──────── Task material ────────

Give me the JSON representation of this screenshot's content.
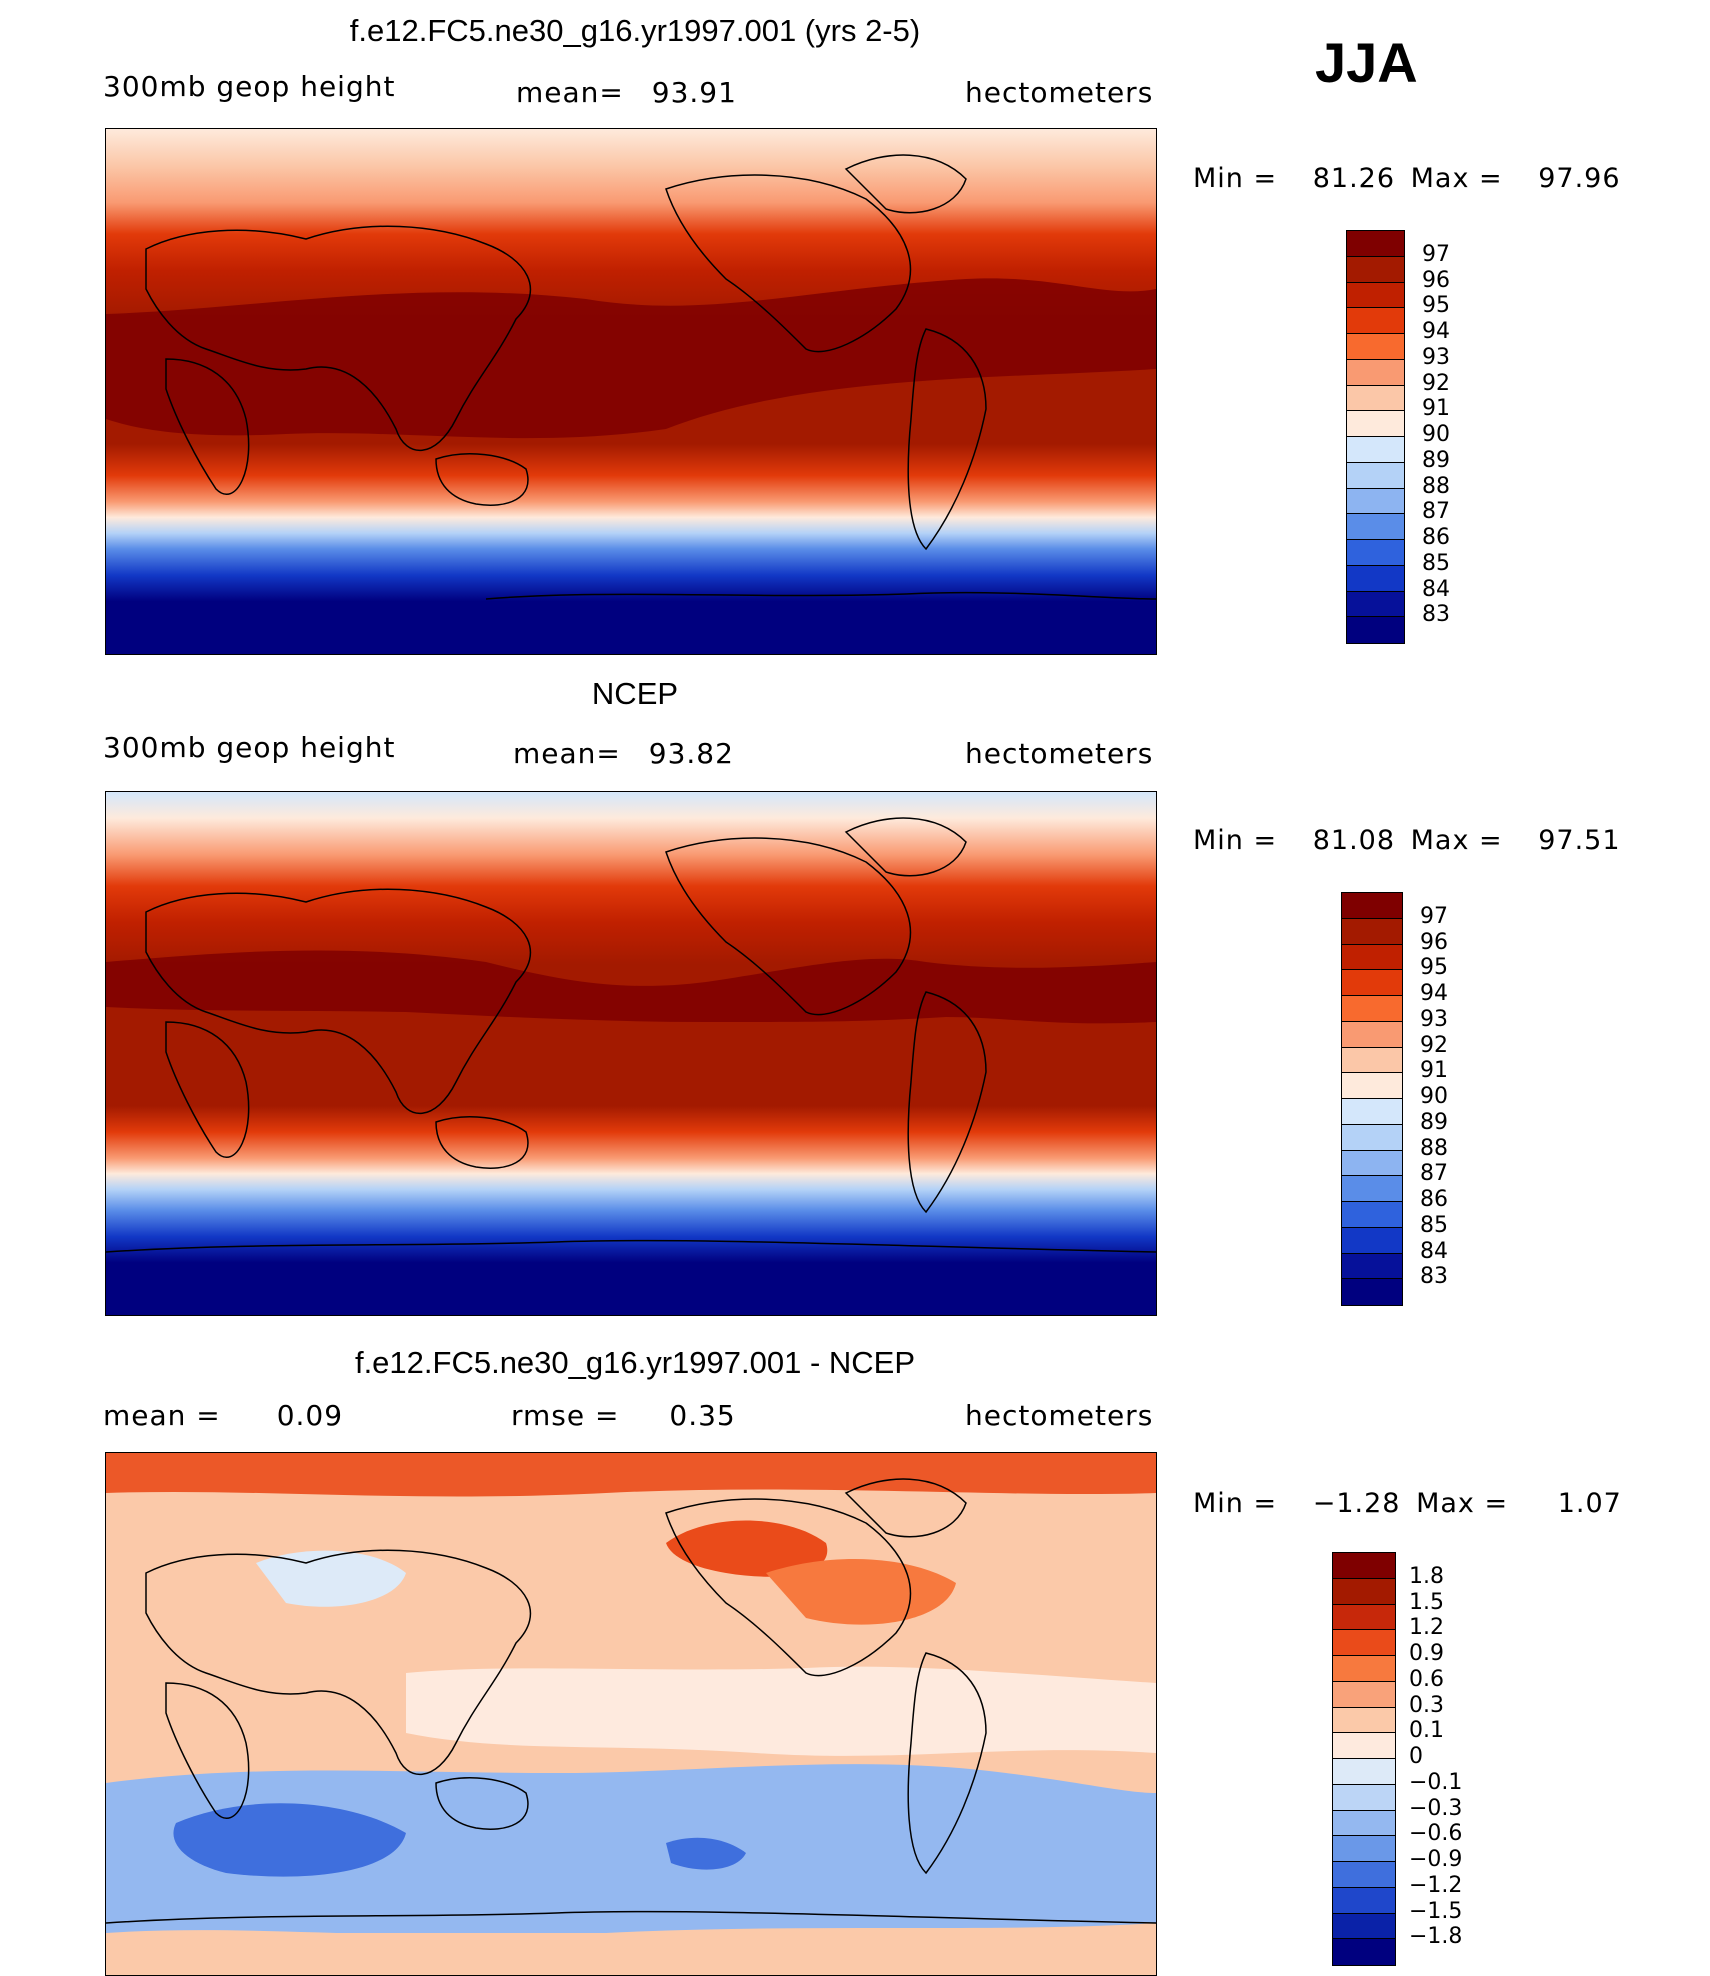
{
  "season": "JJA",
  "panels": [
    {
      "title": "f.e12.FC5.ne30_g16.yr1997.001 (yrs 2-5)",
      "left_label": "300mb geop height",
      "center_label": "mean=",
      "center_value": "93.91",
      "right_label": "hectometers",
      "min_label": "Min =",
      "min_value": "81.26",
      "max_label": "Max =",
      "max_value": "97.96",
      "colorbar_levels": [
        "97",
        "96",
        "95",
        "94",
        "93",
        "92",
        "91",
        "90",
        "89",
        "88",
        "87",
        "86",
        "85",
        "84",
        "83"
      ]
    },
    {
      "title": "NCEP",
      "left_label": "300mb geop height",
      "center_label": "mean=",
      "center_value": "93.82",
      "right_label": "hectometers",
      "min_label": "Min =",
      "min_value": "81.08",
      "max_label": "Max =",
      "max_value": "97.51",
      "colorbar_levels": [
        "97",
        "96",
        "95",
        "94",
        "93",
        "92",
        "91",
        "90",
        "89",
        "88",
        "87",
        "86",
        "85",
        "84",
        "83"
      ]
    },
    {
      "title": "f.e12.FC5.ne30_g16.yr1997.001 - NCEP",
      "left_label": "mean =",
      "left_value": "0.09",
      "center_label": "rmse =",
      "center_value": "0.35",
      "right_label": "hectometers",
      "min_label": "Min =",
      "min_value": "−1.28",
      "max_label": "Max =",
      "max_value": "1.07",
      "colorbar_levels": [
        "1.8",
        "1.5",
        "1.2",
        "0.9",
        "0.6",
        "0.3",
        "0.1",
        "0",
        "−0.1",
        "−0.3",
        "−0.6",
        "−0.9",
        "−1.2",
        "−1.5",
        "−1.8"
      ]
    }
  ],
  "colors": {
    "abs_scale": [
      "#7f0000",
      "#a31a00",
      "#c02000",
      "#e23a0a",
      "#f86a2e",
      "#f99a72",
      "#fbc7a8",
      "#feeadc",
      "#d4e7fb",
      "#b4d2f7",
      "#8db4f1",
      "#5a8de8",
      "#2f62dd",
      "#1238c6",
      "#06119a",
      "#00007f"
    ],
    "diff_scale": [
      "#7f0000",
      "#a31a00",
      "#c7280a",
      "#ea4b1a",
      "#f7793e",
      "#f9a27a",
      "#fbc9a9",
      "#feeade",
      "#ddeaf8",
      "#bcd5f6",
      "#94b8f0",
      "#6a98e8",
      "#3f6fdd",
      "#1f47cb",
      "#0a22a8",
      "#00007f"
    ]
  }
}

────────

» **What to produce**
In this exercise, set down all of the data exactly, without the pictures.

» **Finished task**
Give me the JSON representation of this screenshot's content.
{
  "season": "JJA",
  "panels": [
    {
      "title": "f.e12.FC5.ne30_g16.yr1997.001 (yrs 2-5)",
      "left_label": "300mb geop height",
      "center_label": "mean=",
      "center_value": "93.91",
      "right_label": "hectometers",
      "min_label": "Min =",
      "min_value": "81.26",
      "max_label": "Max =",
      "max_value": "97.96",
      "colorbar_levels": [
        "97",
        "96",
        "95",
        "94",
        "93",
        "92",
        "91",
        "90",
        "89",
        "88",
        "87",
        "86",
        "85",
        "84",
        "83"
      ]
    },
    {
      "title": "NCEP",
      "left_label": "300mb geop height",
      "center_label": "mean=",
      "center_value": "93.82",
      "right_label": "hectometers",
      "min_label": "Min =",
      "min_value": "81.08",
      "max_label": "Max =",
      "max_value": "97.51",
      "colorbar_levels": [
        "97",
        "96",
        "95",
        "94",
        "93",
        "92",
        "91",
        "90",
        "89",
        "88",
        "87",
        "86",
        "85",
        "84",
        "83"
      ]
    },
    {
      "title": "f.e12.FC5.ne30_g16.yr1997.001 - NCEP",
      "left_label": "mean =",
      "left_value": "0.09",
      "center_label": "rmse =",
      "center_value": "0.35",
      "right_label": "hectometers",
      "min_label": "Min =",
      "min_value": "−1.28",
      "max_label": "Max =",
      "max_value": "1.07",
      "colorbar_levels": [
        "1.8",
        "1.5",
        "1.2",
        "0.9",
        "0.6",
        "0.3",
        "0.1",
        "0",
        "−0.1",
        "−0.3",
        "−0.6",
        "−0.9",
        "−1.2",
        "−1.5",
        "−1.8"
      ]
    }
  ],
  "colors": {
    "abs_scale": [
      "#7f0000",
      "#a31a00",
      "#c02000",
      "#e23a0a",
      "#f86a2e",
      "#f99a72",
      "#fbc7a8",
      "#feeadc",
      "#d4e7fb",
      "#b4d2f7",
      "#8db4f1",
      "#5a8de8",
      "#2f62dd",
      "#1238c6",
      "#06119a",
      "#00007f"
    ],
    "diff_scale": [
      "#7f0000",
      "#a31a00",
      "#c7280a",
      "#ea4b1a",
      "#f7793e",
      "#f9a27a",
      "#fbc9a9",
      "#feeade",
      "#ddeaf8",
      "#bcd5f6",
      "#94b8f0",
      "#6a98e8",
      "#3f6fdd",
      "#1f47cb",
      "#0a22a8",
      "#00007f"
    ]
  }
}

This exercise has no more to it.